EXERCISE PROMPT: Identify all lines below that hold "posterior" and collect them.

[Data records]
>>>
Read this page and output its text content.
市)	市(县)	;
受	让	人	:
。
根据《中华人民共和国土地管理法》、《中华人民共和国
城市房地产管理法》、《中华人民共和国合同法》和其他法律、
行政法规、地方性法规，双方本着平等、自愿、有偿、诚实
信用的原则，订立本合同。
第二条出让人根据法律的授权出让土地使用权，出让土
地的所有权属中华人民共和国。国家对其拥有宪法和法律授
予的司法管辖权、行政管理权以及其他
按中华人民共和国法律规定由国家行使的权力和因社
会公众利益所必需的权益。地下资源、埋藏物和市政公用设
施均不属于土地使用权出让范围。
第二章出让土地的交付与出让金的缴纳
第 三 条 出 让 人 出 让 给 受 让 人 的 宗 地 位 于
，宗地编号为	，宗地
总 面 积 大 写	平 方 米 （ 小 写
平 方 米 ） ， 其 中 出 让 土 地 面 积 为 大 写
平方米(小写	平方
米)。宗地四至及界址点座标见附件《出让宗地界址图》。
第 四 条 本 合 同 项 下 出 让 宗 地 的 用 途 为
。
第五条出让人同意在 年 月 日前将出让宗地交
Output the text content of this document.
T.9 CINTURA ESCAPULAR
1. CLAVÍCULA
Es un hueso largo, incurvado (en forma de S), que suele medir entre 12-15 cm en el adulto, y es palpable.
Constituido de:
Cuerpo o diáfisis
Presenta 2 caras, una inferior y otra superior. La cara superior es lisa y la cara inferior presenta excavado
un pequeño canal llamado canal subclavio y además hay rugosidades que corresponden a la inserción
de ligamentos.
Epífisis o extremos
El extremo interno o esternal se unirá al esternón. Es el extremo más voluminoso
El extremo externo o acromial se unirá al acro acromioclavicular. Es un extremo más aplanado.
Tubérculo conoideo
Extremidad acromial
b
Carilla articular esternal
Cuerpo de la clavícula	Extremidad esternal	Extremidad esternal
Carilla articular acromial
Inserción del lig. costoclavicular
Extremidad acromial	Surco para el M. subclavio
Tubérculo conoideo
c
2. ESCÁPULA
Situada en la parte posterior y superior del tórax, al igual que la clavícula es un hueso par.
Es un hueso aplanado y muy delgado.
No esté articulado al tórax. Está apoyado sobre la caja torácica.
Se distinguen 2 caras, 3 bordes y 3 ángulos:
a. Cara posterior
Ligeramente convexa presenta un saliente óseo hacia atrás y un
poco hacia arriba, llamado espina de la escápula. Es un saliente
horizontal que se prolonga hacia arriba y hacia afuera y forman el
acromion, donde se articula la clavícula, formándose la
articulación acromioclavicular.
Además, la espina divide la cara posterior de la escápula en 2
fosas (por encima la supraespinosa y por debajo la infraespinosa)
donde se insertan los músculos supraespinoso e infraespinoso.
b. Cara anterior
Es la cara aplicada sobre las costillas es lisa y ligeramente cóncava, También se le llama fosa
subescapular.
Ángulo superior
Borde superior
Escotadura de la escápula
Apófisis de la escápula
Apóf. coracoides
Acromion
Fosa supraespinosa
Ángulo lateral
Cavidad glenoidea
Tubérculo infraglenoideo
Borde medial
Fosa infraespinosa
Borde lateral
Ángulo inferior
<<<
REPLY TO THE TASK:
Situada en la parte posterior y superior del tórax, al igual que la clavícula es un hueso par.
a. Cara posterior
Además, la espina divide la cara posterior de la escápula en 2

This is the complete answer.